- **Exercise goal**: All records must be quoted exactly. Omit the pictures.

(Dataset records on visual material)
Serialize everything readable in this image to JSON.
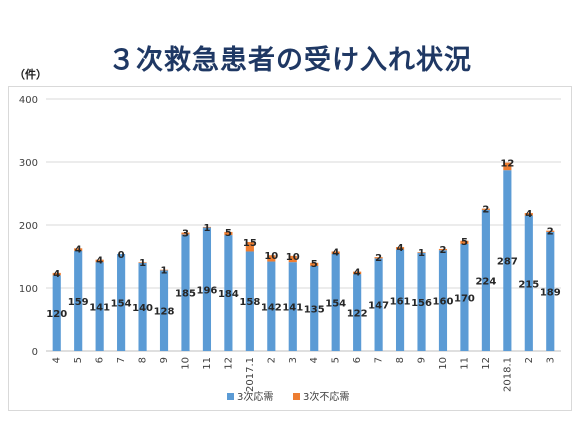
{
  "page": {
    "title": "３次救急患者の受け入れ状況",
    "unit_label": "（件）"
  },
  "chart_data": {
    "type": "bar",
    "stacked": true,
    "categories": [
      "4",
      "5",
      "6",
      "7",
      "8",
      "9",
      "10",
      "11",
      "12",
      "2017.1",
      "2",
      "3",
      "4",
      "5",
      "6",
      "7",
      "8",
      "9",
      "10",
      "11",
      "12",
      "2018.1",
      "2",
      "3"
    ],
    "series": [
      {
        "name": "3次応需",
        "color": "#5b9bd5",
        "values": [
          120,
          159,
          141,
          154,
          140,
          128,
          185,
          196,
          184,
          158,
          142,
          141,
          135,
          154,
          122,
          147,
          161,
          156,
          160,
          170,
          224,
          287,
          215,
          189
        ]
      },
      {
        "name": "3次不応需",
        "color": "#ed7d31",
        "values": [
          4,
          4,
          4,
          0,
          1,
          1,
          3,
          1,
          5,
          15,
          10,
          10,
          5,
          4,
          4,
          2,
          4,
          1,
          2,
          5,
          2,
          12,
          4,
          2
        ]
      }
    ],
    "ylim": [
      0,
      400
    ],
    "yticks": [
      0,
      100,
      200,
      300,
      400
    ],
    "grid": true,
    "legend_position": "bottom"
  }
}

- **Task answer**:
Serialize everything readable in this image to JSON.
{
  "page": {
    "title": "３次救急患者の受け入れ状況",
    "unit_label": "（件）"
  },
  "chart_data": {
    "type": "bar",
    "stacked": true,
    "categories": [
      "4",
      "5",
      "6",
      "7",
      "8",
      "9",
      "10",
      "11",
      "12",
      "2017.1",
      "2",
      "3",
      "4",
      "5",
      "6",
      "7",
      "8",
      "9",
      "10",
      "11",
      "12",
      "2018.1",
      "2",
      "3"
    ],
    "series": [
      {
        "name": "3次応需",
        "color": "#5b9bd5",
        "values": [
          120,
          159,
          141,
          154,
          140,
          128,
          185,
          196,
          184,
          158,
          142,
          141,
          135,
          154,
          122,
          147,
          161,
          156,
          160,
          170,
          224,
          287,
          215,
          189
        ]
      },
      {
        "name": "3次不応需",
        "color": "#ed7d31",
        "values": [
          4,
          4,
          4,
          0,
          1,
          1,
          3,
          1,
          5,
          15,
          10,
          10,
          5,
          4,
          4,
          2,
          4,
          1,
          2,
          5,
          2,
          12,
          4,
          2
        ]
      }
    ],
    "ylim": [
      0,
      400
    ],
    "yticks": [
      0,
      100,
      200,
      300,
      400
    ],
    "grid": true,
    "legend_position": "bottom"
  }
}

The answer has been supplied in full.